Task instructions:
Word for word, restate every line of the material.

· · · · ·

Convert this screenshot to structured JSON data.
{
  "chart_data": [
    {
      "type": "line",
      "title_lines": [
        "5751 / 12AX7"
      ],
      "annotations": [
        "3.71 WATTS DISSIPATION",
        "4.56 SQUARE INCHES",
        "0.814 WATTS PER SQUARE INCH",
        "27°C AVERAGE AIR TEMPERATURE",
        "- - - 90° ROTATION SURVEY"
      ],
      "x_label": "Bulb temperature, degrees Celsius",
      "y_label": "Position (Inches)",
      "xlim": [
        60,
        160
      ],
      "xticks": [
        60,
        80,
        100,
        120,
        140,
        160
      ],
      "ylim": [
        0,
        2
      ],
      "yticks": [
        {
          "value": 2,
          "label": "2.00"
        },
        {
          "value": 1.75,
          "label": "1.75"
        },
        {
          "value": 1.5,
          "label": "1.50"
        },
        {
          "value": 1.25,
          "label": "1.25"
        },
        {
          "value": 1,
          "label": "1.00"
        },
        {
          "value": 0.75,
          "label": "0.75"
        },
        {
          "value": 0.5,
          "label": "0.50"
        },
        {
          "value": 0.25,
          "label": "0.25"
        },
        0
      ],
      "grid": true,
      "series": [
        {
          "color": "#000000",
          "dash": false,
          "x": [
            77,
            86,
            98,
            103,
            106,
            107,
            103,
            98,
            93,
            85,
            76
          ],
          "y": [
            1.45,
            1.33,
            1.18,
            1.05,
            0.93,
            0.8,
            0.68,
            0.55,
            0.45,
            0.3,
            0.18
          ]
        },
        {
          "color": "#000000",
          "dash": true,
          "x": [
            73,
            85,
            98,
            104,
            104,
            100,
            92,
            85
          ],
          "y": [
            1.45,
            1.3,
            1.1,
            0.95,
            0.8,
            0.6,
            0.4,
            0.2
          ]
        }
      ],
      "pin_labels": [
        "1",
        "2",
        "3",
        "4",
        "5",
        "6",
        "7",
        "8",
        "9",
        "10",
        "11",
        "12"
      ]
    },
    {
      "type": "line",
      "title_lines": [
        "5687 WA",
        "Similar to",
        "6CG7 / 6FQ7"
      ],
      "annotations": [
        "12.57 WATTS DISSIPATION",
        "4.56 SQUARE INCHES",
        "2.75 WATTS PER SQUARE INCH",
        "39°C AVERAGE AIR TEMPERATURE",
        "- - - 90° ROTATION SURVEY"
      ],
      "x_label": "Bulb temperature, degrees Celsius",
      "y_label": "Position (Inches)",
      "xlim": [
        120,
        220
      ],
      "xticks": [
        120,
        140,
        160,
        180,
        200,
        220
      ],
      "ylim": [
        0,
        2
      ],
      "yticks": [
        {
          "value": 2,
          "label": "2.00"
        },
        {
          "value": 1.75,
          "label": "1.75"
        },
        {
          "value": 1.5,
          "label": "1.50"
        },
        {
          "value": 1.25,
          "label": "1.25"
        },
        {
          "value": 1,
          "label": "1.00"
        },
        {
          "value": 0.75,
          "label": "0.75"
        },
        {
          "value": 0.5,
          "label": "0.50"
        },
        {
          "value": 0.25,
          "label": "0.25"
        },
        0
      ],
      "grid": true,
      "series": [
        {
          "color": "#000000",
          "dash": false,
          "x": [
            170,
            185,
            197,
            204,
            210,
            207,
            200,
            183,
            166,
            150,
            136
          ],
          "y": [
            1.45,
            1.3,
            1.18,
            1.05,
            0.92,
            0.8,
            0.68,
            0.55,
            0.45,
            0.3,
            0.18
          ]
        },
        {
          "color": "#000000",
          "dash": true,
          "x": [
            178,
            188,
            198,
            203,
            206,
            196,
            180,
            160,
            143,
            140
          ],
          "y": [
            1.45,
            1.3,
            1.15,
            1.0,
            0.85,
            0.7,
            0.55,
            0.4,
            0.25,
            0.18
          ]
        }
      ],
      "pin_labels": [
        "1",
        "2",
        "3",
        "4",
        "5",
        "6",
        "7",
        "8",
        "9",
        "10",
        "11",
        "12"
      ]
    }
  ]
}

· · · · ·

Correct output:
Convert this screenshot to structured JSON data.
{
  "chart_data": [
    {
      "type": "line",
      "title_lines": [
        "5751 / 12AX7"
      ],
      "annotations": [
        "3.71 WATTS DISSIPATION",
        "4.56 SQUARE INCHES",
        "0.814 WATTS PER SQUARE INCH",
        "27°C AVERAGE AIR TEMPERATURE",
        "- - - 90° ROTATION SURVEY"
      ],
      "x_label": "Bulb temperature, degrees Celsius",
      "y_label": "Position (Inches)",
      "xlim": [
        60,
        160
      ],
      "xticks": [
        60,
        80,
        100,
        120,
        140,
        160
      ],
      "ylim": [
        0,
        2
      ],
      "yticks": [
        {
          "value": 2,
          "label": "2.00"
        },
        {
          "value": 1.75,
          "label": "1.75"
        },
        {
          "value": 1.5,
          "label": "1.50"
        },
        {
          "value": 1.25,
          "label": "1.25"
        },
        {
          "value": 1,
          "label": "1.00"
        },
        {
          "value": 0.75,
          "label": "0.75"
        },
        {
          "value": 0.5,
          "label": "0.50"
        },
        {
          "value": 0.25,
          "label": "0.25"
        },
        0
      ],
      "grid": true,
      "series": [
        {
          "color": "#000000",
          "dash": false,
          "x": [
            77,
            86,
            98,
            103,
            106,
            107,
            103,
            98,
            93,
            85,
            76
          ],
          "y": [
            1.45,
            1.33,
            1.18,
            1.05,
            0.93,
            0.8,
            0.68,
            0.55,
            0.45,
            0.3,
            0.18
          ]
        },
        {
          "color": "#000000",
          "dash": true,
          "x": [
            73,
            85,
            98,
            104,
            104,
            100,
            92,
            85
          ],
          "y": [
            1.45,
            1.3,
            1.1,
            0.95,
            0.8,
            0.6,
            0.4,
            0.2
          ]
        }
      ],
      "pin_labels": [
        "1",
        "2",
        "3",
        "4",
        "5",
        "6",
        "7",
        "8",
        "9",
        "10",
        "11",
        "12"
      ]
    },
    {
      "type": "line",
      "title_lines": [
        "5687 WA",
        "Similar to",
        "6CG7 / 6FQ7"
      ],
      "annotations": [
        "12.57 WATTS DISSIPATION",
        "4.56 SQUARE INCHES",
        "2.75 WATTS PER SQUARE INCH",
        "39°C AVERAGE AIR TEMPERATURE",
        "- - - 90° ROTATION SURVEY"
      ],
      "x_label": "Bulb temperature, degrees Celsius",
      "y_label": "Position (Inches)",
      "xlim": [
        120,
        220
      ],
      "xticks": [
        120,
        140,
        160,
        180,
        200,
        220
      ],
      "ylim": [
        0,
        2
      ],
      "yticks": [
        {
          "value": 2,
          "label": "2.00"
        },
        {
          "value": 1.75,
          "label": "1.75"
        },
        {
          "value": 1.5,
          "label": "1.50"
        },
        {
          "value": 1.25,
          "label": "1.25"
        },
        {
          "value": 1,
          "label": "1.00"
        },
        {
          "value": 0.75,
          "label": "0.75"
        },
        {
          "value": 0.5,
          "label": "0.50"
        },
        {
          "value": 0.25,
          "label": "0.25"
        },
        0
      ],
      "grid": true,
      "series": [
        {
          "color": "#000000",
          "dash": false,
          "x": [
            170,
            185,
            197,
            204,
            210,
            207,
            200,
            183,
            166,
            150,
            136
          ],
          "y": [
            1.45,
            1.3,
            1.18,
            1.05,
            0.92,
            0.8,
            0.68,
            0.55,
            0.45,
            0.3,
            0.18
          ]
        },
        {
          "color": "#000000",
          "dash": true,
          "x": [
            178,
            188,
            198,
            203,
            206,
            196,
            180,
            160,
            143,
            140
          ],
          "y": [
            1.45,
            1.3,
            1.15,
            1.0,
            0.85,
            0.7,
            0.55,
            0.4,
            0.25,
            0.18
          ]
        }
      ],
      "pin_labels": [
        "1",
        "2",
        "3",
        "4",
        "5",
        "6",
        "7",
        "8",
        "9",
        "10",
        "11",
        "12"
      ]
    }
  ]
}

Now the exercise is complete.